→ TASK REQUIREMENTS
Sort through the data and copy the lines holding the word "null".
────────────────
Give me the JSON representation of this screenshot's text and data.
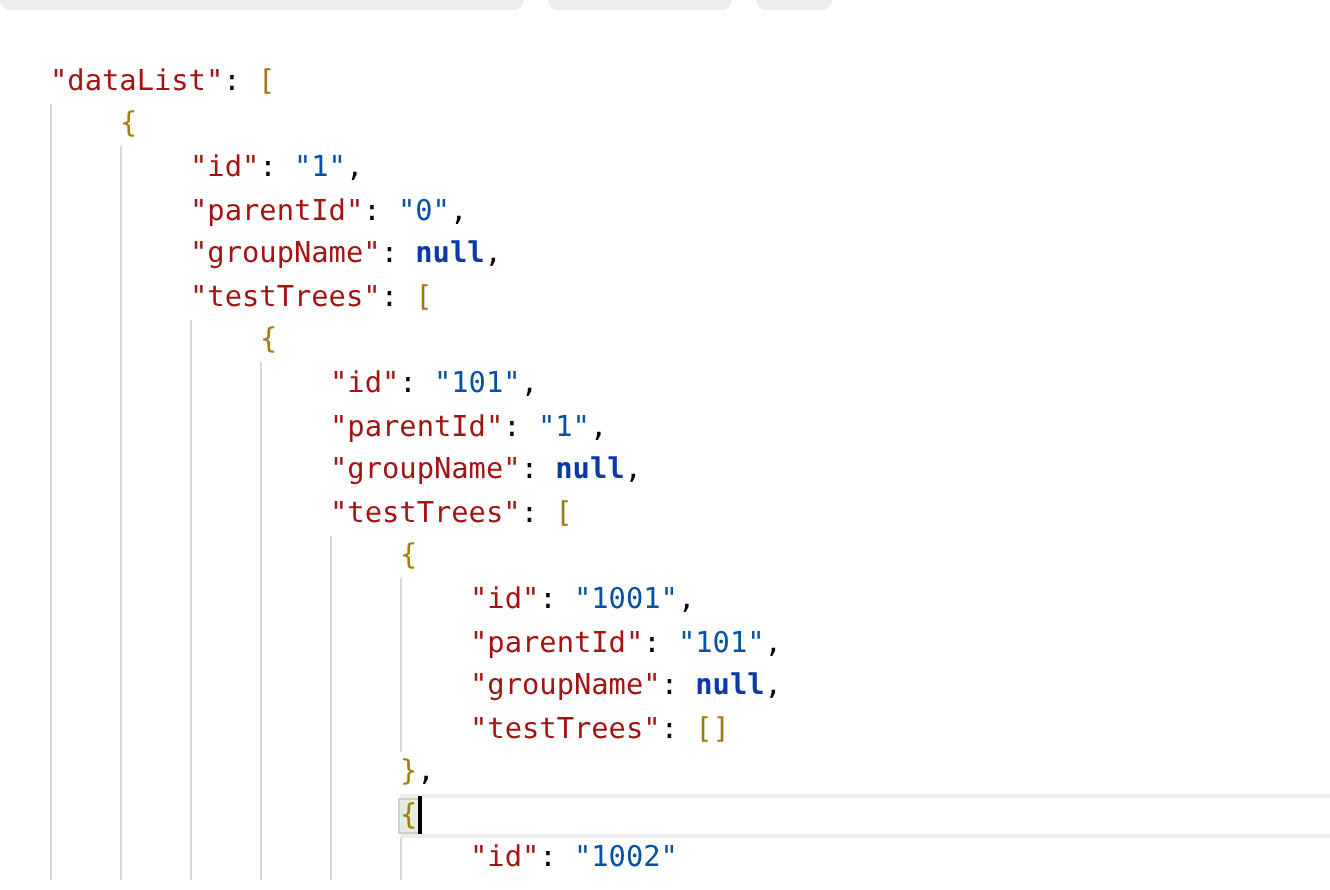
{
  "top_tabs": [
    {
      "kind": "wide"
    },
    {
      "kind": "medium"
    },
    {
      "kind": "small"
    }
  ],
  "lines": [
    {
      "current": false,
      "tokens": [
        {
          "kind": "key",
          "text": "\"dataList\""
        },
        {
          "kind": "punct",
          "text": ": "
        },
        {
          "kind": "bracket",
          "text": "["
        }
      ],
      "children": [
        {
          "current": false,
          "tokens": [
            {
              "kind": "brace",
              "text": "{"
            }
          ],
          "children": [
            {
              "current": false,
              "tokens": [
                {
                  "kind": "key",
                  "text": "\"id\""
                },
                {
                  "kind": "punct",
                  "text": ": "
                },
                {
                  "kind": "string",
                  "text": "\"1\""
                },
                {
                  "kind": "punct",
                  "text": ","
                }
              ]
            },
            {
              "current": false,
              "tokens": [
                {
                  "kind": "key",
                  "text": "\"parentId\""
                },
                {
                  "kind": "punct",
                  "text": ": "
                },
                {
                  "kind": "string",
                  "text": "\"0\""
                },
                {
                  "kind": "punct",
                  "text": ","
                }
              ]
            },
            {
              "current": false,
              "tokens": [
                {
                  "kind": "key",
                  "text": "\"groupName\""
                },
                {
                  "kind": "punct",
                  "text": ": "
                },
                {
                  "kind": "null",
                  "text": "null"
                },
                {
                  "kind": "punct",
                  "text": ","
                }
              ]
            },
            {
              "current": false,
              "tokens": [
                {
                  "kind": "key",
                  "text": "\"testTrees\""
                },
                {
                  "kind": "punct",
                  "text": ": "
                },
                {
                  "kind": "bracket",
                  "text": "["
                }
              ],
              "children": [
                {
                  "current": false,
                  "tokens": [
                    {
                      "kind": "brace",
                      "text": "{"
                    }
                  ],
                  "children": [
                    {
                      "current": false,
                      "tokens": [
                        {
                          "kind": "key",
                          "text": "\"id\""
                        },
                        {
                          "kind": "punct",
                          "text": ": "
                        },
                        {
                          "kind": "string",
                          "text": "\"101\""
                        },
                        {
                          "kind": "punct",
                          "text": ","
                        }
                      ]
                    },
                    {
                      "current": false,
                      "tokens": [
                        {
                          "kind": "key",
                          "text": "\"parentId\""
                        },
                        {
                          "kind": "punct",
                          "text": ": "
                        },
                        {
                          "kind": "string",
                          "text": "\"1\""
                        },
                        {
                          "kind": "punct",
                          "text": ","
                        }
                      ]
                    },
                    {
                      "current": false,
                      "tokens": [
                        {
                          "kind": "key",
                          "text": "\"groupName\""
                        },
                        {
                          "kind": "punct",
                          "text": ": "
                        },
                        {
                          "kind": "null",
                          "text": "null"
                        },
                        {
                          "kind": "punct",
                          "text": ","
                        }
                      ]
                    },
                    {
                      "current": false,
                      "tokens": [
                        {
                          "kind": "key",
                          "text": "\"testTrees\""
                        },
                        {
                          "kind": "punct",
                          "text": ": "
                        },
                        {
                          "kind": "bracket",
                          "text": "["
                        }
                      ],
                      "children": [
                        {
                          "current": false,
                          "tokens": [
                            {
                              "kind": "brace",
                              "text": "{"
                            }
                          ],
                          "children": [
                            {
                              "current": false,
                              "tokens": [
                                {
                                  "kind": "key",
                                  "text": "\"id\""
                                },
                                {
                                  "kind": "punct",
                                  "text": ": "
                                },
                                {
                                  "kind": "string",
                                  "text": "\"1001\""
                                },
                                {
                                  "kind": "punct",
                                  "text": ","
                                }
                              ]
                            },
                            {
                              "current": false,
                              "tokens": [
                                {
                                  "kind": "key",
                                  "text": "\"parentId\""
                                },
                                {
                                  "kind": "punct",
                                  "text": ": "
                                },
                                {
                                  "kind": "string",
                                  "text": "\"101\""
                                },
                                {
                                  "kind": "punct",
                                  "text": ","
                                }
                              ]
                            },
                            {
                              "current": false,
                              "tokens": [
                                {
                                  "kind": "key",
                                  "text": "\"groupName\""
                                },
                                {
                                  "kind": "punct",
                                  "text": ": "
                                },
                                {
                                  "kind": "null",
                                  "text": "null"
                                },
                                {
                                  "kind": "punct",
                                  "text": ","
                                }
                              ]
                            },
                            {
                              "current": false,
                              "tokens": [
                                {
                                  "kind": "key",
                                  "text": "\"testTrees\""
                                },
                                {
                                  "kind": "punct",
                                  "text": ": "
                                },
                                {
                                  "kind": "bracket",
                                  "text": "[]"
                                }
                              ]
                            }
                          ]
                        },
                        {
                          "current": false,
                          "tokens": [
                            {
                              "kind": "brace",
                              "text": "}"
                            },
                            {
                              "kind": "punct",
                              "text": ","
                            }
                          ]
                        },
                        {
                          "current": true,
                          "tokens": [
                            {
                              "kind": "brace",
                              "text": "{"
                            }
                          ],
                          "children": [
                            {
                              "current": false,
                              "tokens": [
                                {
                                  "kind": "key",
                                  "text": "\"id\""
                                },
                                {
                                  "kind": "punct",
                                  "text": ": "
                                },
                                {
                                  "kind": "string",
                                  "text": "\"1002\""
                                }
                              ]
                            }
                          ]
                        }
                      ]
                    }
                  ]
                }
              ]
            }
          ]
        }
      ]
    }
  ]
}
────────────────
→ WRITTEN RESPONSE
                  "kind": "null",
                  "text": "null"
                          "kind": "null",
                          "text": "null"
                                  "kind": "null",
                                  "text": "null"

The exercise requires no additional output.